(Some records)
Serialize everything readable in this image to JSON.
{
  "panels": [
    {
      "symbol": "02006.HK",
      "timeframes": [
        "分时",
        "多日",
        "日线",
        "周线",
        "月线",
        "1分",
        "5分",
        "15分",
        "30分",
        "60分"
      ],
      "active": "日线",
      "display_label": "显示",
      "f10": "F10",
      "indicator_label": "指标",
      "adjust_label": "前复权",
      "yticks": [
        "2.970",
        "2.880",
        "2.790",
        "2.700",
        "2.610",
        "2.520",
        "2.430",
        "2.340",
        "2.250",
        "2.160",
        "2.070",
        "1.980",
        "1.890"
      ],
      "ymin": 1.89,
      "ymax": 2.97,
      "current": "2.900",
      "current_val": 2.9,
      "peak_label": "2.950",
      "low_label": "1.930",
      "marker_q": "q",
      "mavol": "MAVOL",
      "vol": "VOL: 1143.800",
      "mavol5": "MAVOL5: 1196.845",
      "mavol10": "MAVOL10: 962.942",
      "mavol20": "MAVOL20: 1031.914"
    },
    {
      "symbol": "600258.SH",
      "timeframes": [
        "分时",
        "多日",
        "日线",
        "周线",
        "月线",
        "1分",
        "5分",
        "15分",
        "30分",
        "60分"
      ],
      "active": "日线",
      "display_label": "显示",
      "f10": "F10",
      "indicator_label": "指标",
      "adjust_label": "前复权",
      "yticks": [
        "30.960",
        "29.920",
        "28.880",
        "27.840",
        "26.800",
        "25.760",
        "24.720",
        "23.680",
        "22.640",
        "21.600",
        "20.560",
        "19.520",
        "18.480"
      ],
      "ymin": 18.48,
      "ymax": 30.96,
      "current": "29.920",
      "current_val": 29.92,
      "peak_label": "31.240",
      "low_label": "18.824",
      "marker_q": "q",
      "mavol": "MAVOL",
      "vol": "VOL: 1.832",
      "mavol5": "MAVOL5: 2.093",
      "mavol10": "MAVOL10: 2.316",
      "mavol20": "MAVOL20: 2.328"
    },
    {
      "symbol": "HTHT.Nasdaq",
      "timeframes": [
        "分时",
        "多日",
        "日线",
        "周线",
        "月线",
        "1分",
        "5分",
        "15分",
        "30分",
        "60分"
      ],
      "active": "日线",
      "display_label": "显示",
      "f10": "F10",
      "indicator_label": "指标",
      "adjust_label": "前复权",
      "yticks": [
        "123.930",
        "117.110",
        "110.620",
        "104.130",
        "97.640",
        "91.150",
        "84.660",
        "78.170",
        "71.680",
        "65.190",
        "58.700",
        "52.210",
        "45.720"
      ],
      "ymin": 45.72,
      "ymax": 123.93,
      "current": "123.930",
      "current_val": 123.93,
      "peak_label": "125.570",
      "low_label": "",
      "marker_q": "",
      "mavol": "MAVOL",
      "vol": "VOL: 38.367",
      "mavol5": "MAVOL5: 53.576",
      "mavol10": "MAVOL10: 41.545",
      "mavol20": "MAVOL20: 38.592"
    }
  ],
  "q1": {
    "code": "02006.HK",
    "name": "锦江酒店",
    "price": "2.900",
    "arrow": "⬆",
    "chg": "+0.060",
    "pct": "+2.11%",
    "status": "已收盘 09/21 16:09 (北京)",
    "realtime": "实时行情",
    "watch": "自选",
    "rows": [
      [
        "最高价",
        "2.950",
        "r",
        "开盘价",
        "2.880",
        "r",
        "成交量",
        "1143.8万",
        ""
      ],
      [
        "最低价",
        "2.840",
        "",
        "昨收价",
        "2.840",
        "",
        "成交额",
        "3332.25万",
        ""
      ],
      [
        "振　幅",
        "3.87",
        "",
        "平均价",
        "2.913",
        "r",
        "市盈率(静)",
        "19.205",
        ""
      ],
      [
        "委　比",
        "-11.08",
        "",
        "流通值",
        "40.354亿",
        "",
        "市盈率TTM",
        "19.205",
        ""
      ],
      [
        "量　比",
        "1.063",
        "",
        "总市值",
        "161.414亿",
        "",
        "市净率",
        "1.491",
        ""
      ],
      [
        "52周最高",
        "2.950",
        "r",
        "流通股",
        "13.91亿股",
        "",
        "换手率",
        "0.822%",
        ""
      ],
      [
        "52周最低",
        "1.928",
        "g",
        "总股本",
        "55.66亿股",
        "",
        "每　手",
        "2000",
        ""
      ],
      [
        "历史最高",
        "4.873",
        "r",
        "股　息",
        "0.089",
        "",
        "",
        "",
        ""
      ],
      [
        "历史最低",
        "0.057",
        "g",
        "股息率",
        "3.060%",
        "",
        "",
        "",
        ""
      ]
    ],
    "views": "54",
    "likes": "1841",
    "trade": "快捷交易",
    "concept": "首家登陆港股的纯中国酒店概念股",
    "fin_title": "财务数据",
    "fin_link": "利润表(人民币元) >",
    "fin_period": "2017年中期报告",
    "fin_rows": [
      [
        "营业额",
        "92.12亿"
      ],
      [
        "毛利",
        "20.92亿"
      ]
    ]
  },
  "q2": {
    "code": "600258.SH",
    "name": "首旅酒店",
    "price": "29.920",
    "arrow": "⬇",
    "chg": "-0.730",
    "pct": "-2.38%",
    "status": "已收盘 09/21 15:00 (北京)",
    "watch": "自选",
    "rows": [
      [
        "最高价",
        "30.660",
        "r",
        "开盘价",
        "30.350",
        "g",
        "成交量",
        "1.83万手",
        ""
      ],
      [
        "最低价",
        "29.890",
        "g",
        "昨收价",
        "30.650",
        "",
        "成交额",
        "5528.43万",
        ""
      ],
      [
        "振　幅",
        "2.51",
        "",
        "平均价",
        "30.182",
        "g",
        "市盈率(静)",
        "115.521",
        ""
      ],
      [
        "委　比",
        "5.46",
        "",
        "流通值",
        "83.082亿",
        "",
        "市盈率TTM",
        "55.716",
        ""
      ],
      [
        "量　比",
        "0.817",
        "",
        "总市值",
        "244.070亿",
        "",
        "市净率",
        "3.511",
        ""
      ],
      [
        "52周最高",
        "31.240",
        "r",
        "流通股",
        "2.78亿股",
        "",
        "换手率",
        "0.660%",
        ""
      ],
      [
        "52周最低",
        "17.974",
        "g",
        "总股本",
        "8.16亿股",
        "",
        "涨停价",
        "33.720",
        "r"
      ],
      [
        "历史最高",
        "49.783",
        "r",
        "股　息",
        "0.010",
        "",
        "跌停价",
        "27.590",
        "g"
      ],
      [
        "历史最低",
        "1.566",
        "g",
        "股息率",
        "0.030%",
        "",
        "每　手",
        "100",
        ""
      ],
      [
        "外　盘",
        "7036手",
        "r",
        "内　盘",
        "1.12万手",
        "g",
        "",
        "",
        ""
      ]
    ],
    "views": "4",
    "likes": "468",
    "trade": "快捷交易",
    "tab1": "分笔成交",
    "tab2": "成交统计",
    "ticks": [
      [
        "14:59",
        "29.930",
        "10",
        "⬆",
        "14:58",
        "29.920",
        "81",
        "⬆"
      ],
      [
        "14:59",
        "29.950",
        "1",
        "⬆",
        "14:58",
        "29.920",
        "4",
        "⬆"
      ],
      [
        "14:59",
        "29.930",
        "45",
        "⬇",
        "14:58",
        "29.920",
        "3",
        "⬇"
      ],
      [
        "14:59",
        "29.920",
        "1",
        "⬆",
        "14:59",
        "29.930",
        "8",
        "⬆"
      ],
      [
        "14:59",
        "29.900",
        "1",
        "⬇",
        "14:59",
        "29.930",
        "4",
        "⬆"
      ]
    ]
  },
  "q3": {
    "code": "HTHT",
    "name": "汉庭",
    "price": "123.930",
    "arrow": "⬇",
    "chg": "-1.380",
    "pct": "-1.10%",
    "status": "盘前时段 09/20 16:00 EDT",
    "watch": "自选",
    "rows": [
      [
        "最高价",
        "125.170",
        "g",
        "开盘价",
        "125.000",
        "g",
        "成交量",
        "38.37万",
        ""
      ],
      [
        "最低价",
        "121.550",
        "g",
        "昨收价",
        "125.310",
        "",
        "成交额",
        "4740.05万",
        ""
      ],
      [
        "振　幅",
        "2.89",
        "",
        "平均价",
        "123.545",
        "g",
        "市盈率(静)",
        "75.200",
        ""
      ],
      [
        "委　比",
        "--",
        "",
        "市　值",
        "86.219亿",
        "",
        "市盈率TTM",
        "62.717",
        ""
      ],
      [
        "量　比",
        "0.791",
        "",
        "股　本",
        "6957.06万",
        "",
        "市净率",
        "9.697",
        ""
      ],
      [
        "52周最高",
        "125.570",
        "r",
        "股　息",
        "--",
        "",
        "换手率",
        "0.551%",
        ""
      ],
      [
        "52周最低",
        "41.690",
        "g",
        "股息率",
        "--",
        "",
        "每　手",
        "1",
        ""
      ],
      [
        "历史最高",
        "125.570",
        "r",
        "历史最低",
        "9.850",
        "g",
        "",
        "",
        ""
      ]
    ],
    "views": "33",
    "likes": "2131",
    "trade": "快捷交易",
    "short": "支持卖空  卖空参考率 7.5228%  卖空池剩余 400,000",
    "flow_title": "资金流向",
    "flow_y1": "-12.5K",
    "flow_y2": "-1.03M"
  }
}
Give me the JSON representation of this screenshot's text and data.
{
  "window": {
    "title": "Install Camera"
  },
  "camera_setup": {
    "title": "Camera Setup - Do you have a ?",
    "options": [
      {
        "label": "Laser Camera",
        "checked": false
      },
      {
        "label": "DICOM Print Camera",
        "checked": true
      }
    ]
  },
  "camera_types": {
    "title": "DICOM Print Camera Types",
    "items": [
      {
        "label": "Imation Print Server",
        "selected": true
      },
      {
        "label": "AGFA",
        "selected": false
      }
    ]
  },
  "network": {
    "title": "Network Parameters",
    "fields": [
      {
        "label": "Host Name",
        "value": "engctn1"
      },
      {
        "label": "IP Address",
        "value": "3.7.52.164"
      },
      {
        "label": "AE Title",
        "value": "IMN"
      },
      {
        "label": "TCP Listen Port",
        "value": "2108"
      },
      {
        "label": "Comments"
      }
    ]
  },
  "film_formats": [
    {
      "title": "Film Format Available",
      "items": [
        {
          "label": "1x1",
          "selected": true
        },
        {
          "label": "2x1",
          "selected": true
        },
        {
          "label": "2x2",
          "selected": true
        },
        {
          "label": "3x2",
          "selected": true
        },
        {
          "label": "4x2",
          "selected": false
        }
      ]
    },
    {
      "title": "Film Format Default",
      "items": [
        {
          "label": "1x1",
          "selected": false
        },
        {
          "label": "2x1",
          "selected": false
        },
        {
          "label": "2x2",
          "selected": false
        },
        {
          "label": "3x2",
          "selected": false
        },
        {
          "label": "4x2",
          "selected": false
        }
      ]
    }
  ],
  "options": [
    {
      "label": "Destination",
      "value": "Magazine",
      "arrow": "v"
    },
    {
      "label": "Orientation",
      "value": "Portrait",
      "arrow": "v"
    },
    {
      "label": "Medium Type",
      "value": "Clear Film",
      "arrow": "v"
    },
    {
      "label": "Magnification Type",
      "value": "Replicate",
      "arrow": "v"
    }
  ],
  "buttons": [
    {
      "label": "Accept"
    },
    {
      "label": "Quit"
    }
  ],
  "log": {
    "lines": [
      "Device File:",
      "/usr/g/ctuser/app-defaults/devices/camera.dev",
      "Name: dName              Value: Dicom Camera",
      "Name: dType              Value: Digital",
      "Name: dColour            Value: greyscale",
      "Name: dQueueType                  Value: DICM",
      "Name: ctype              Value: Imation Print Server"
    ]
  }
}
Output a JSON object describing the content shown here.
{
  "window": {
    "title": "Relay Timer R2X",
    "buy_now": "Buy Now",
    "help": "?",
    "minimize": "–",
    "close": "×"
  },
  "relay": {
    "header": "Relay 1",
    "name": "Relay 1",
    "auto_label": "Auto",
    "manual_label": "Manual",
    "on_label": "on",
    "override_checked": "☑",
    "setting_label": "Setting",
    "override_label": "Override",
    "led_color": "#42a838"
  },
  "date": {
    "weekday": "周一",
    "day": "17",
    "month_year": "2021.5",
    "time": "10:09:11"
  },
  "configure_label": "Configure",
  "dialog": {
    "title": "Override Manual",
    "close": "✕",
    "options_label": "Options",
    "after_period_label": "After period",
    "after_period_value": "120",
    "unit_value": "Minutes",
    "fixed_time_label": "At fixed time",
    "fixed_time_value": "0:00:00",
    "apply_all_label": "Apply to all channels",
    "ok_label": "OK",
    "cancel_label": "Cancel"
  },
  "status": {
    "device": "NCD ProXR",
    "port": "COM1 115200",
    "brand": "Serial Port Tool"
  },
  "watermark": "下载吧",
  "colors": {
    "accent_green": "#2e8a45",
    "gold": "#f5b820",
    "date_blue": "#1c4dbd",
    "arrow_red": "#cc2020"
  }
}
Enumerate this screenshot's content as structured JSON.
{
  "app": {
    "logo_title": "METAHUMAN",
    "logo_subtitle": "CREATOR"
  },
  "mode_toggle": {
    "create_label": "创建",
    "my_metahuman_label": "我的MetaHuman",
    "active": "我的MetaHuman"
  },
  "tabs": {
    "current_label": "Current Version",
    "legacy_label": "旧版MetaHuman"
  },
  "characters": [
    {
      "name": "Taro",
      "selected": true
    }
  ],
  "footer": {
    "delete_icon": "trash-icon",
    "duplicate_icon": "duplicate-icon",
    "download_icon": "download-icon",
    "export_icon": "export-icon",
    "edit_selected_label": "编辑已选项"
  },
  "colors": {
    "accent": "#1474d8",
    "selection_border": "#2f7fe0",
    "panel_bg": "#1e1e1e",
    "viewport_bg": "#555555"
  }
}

#### [EXERCISE BRIEF]
Repeat exactly the lines starting at the line with "Enumerate this screenshot's" and ending with the final line of the entries. Include nothing else.

#### [RESULT]
Enumerate this screenshot's content as structured JSON.
{
  "app": {
    "logo_title": "METAHUMAN",
    "logo_subtitle": "CREATOR"
  },
  "mode_toggle": {
    "create_label": "创建",
    "my_metahuman_label": "我的MetaHuman",
    "active": "我的MetaHuman"
  },
  "tabs": {
    "current_label": "Current Version",
    "legacy_label": "旧版MetaHuman"
  },
  "characters": [
    {
      "name": "Taro",
      "selected": true
    }
  ],
  "footer": {
    "delete_icon": "trash-icon",
    "duplicate_icon": "duplicate-icon",
    "download_icon": "download-icon",
    "export_icon": "export-icon",
    "edit_selected_label": "编辑已选项"
  },
  "colors": {
    "accent": "#1474d8",
    "selection_border": "#2f7fe0",
    "panel_bg": "#1e1e1e",
    "viewport_bg": "#555555"
  }
}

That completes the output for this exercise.